GIVEN INSTRUCTION
Images excluded, repeat each entry below exactly.

DATA RECORDS
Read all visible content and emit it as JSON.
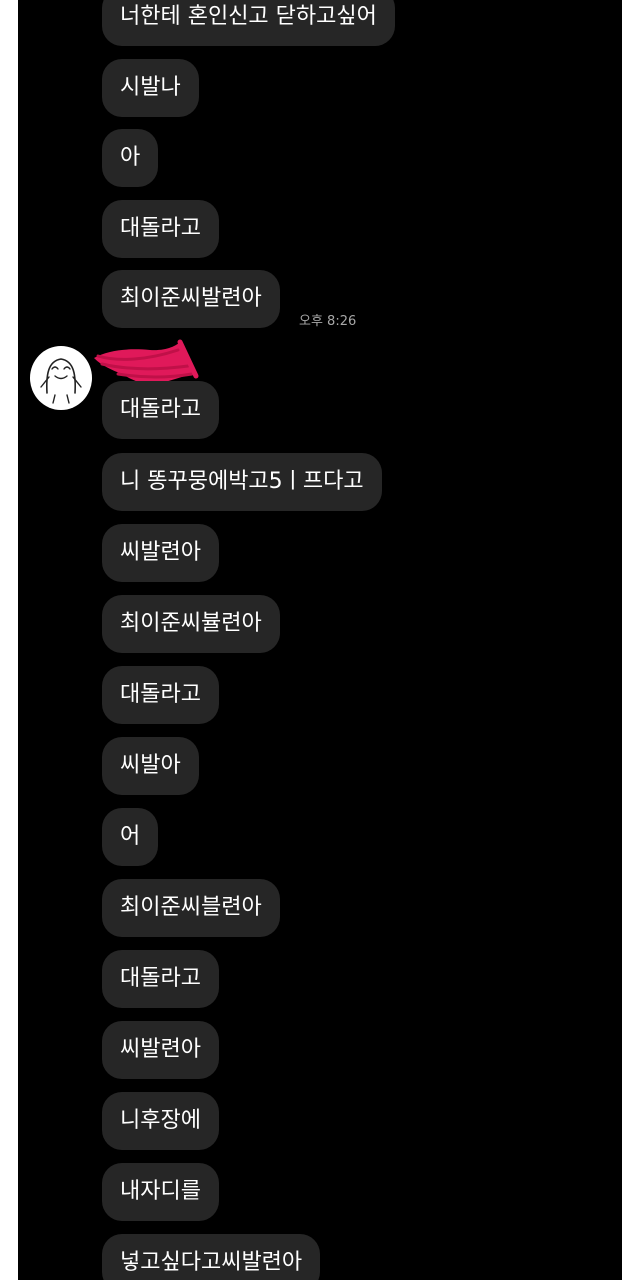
{
  "colors": {
    "screen_background": "#000000",
    "bubble_background": "#262626",
    "text": "#ffffff",
    "timestamp": "#a8a8a8",
    "redaction": "#e0195a"
  },
  "icons": {
    "avatar": "doodle-avatar-icon",
    "redaction": "pink-scribble-redaction"
  },
  "chat": {
    "timestamp": "오후 8:26",
    "messages": [
      {
        "text": "너한테 혼인신고 닫하고싶어"
      },
      {
        "text": "시발나"
      },
      {
        "text": "아"
      },
      {
        "text": "대돌라고"
      },
      {
        "text": "최이준씨발련아"
      },
      {
        "text": "대돌라고"
      },
      {
        "text": "니 똥꾸뭉에박고5ㅣ프다고"
      },
      {
        "text": "씨발련아"
      },
      {
        "text": "최이준씨뷸련아"
      },
      {
        "text": "대돌라고"
      },
      {
        "text": "씨발아"
      },
      {
        "text": "어"
      },
      {
        "text": "최이준씨블련아"
      },
      {
        "text": "대돌라고"
      },
      {
        "text": "씨발련아"
      },
      {
        "text": "니후장에"
      },
      {
        "text": "내자디를"
      },
      {
        "text": "넣고싶다고씨발련아"
      }
    ]
  }
}
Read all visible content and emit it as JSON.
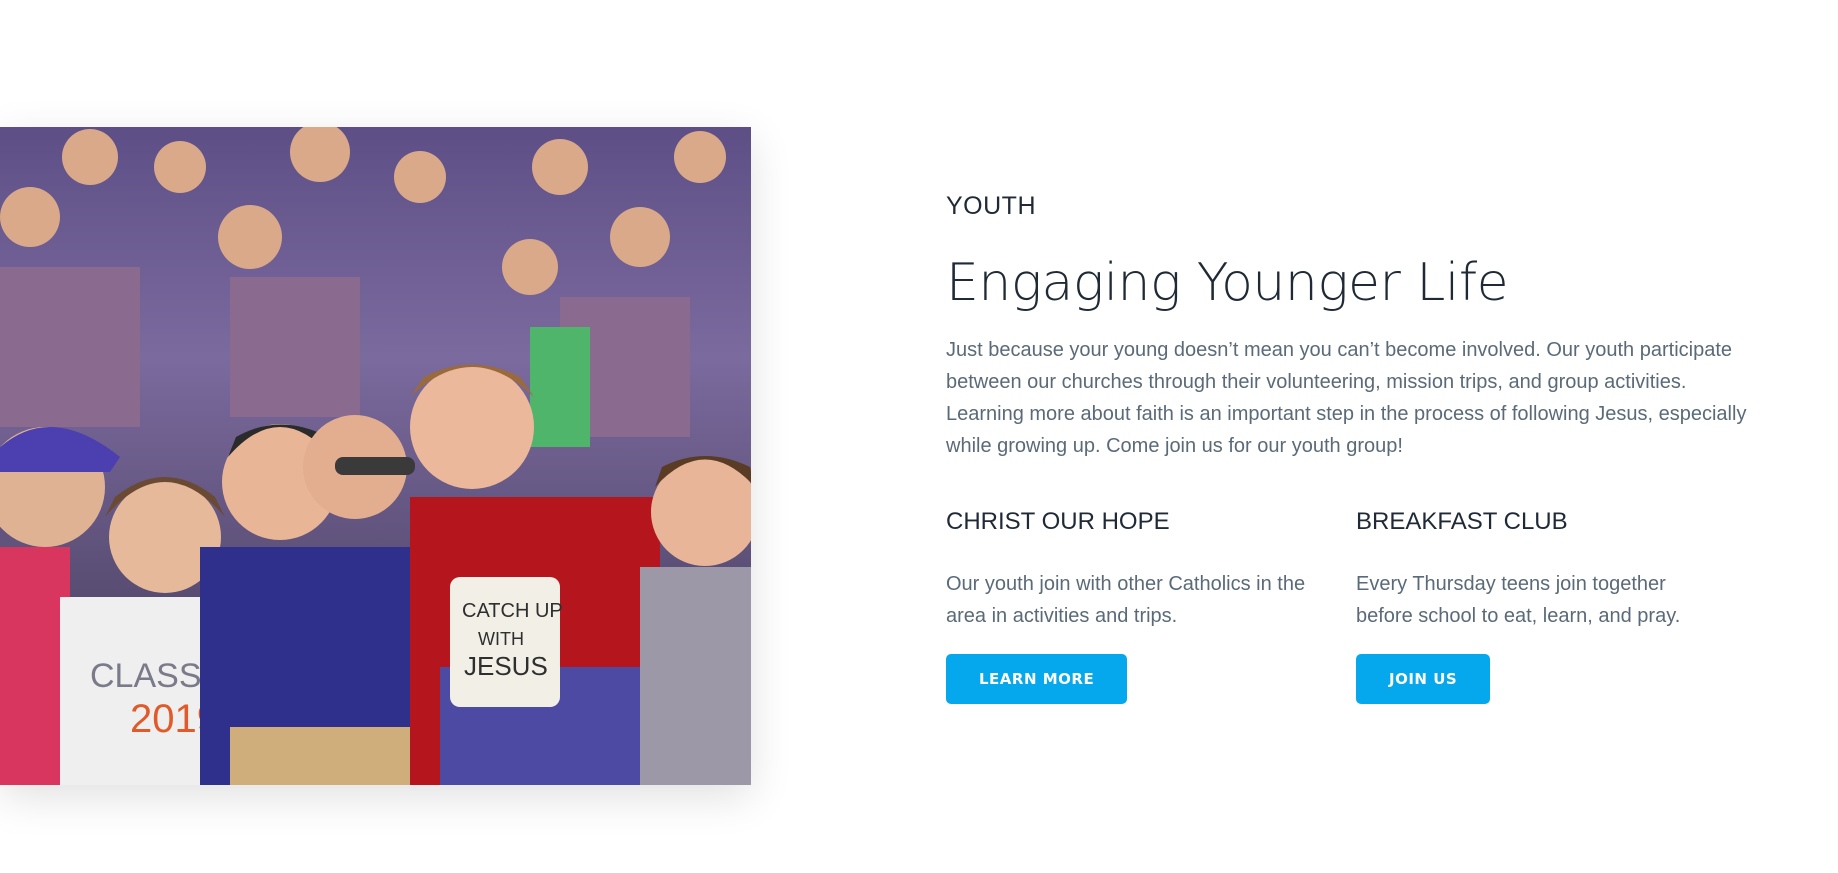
{
  "eyebrow": "YOUTH",
  "title": "Engaging Younger Life",
  "intro": "Just because your young doesn’t mean you can’t become involved. Our youth participate between our churches through their volunteering, mission trips, and group activities. Learning more about faith is an important step in the process of following Jesus, especially while growing up. Come join us for our youth group!",
  "columns": [
    {
      "title": "CHRIST OUR HOPE",
      "text": "Our youth join with other Catholics in the area in activities and trips.",
      "button": "LEARN MORE"
    },
    {
      "title": "BREAKFAST CLUB",
      "text": "Every Thursday teens join together before school to eat, learn, and pray.",
      "button": "JOIN US"
    }
  ],
  "colors": {
    "accent": "#05a8ec",
    "heading": "#1f2a36",
    "body_text": "#5a6a78"
  }
}
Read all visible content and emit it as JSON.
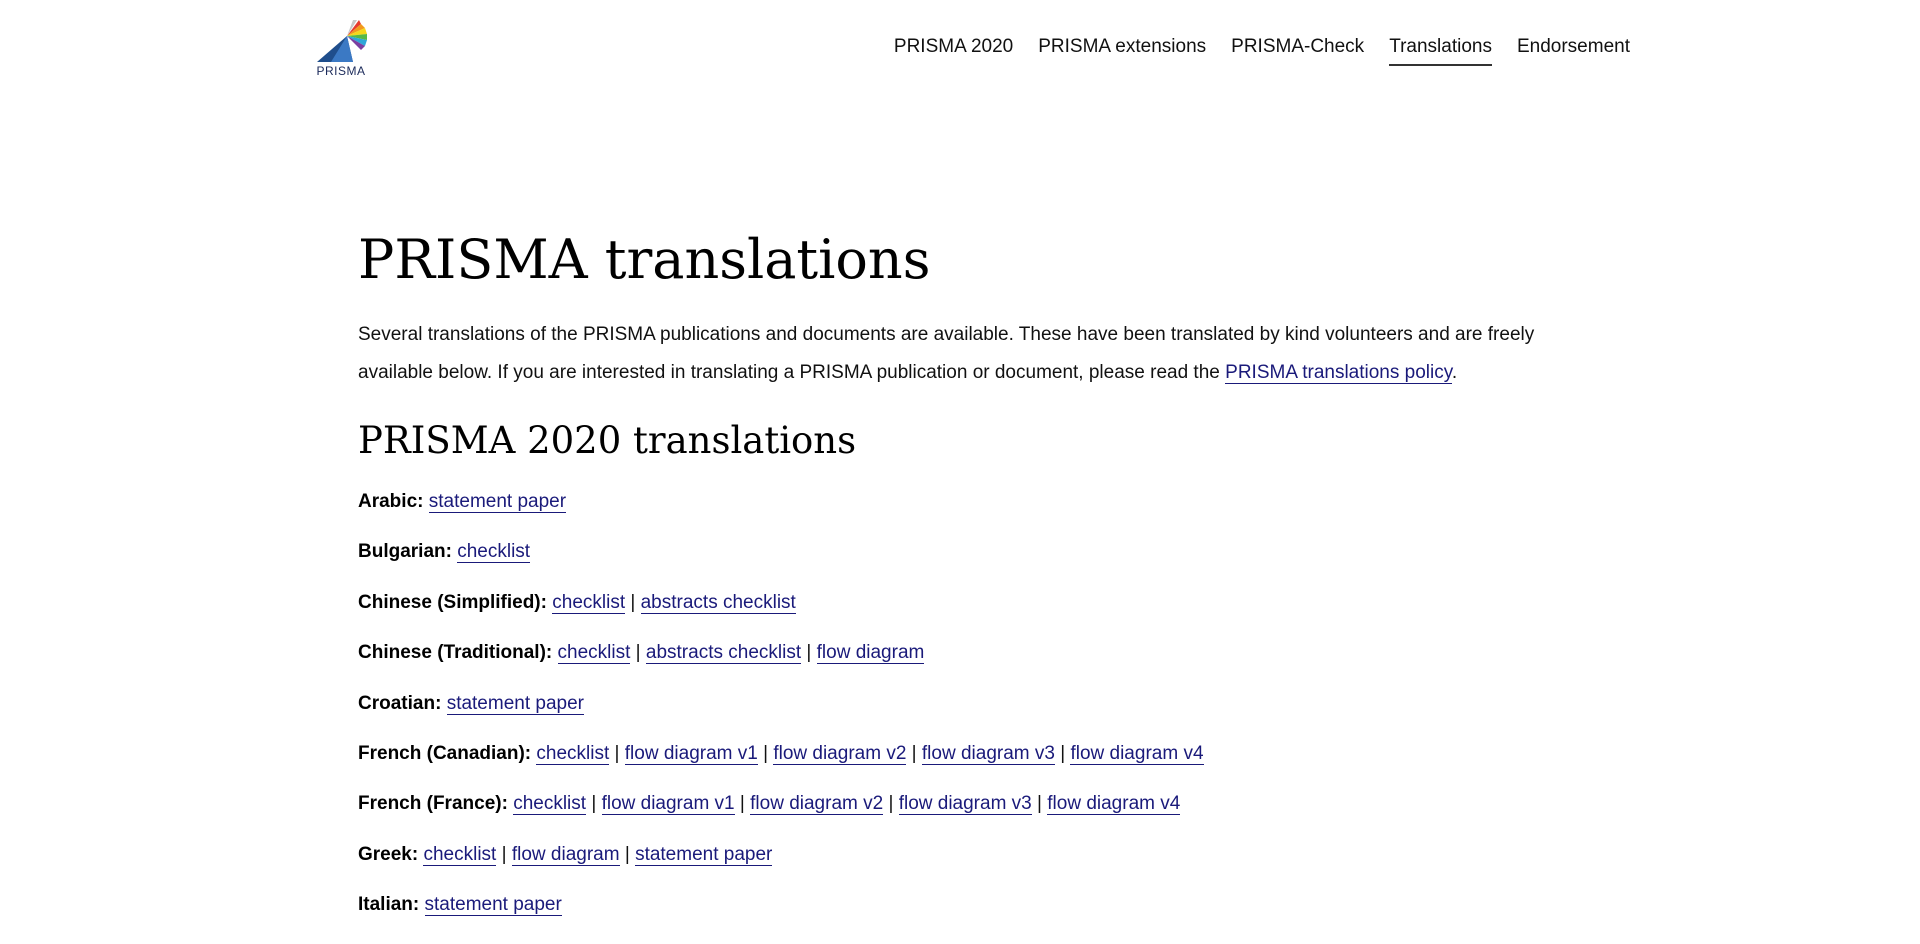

SOLUTION FOR THIS TASK
Read all visible content and emit it as JSON.
{
  "colors": {
    "screen_background": "#000000",
    "bubble_background": "#262626",
    "text": "#ffffff",
    "timestamp": "#a8a8a8",
    "redaction": "#e0195a"
  },
  "icons": {
    "avatar": "doodle-avatar-icon",
    "redaction": "pink-scribble-redaction"
  },
  "chat": {
    "timestamp": "오후 8:26",
    "messages": [
      {
        "text": "너한테 혼인신고 닫하고싶어"
      },
      {
        "text": "시발나"
      },
      {
        "text": "아"
      },
      {
        "text": "대돌라고"
      },
      {
        "text": "최이준씨발련아"
      },
      {
        "text": "대돌라고"
      },
      {
        "text": "니 똥꾸뭉에박고5ㅣ프다고"
      },
      {
        "text": "씨발련아"
      },
      {
        "text": "최이준씨뷸련아"
      },
      {
        "text": "대돌라고"
      },
      {
        "text": "씨발아"
      },
      {
        "text": "어"
      },
      {
        "text": "최이준씨블련아"
      },
      {
        "text": "대돌라고"
      },
      {
        "text": "씨발련아"
      },
      {
        "text": "니후장에"
      },
      {
        "text": "내자디를"
      },
      {
        "text": "넣고싶다고씨발련아"
      }
    ]
  }
}
Read all visible content and emit it as JSON.
{
  "eyebrow": "YOUTH",
  "title": "Engaging Younger Life",
  "intro": "Just because your young doesn’t mean you can’t become involved. Our youth participate between our churches through their volunteering, mission trips, and group activities. Learning more about faith is an important step in the process of following Jesus, especially while growing up. Come join us for our youth group!",
  "columns": [
    {
      "title": "CHRIST OUR HOPE",
      "text": "Our youth join with other Catholics in the area in activities and trips.",
      "button": "LEARN MORE"
    },
    {
      "title": "BREAKFAST CLUB",
      "text": "Every Thursday teens join together before school to eat, learn, and pray.",
      "button": "JOIN US"
    }
  ],
  "colors": {
    "accent": "#05a8ec",
    "heading": "#1f2a36",
    "body_text": "#5a6a78"
  }
}
Read all visible content and emit it as JSON.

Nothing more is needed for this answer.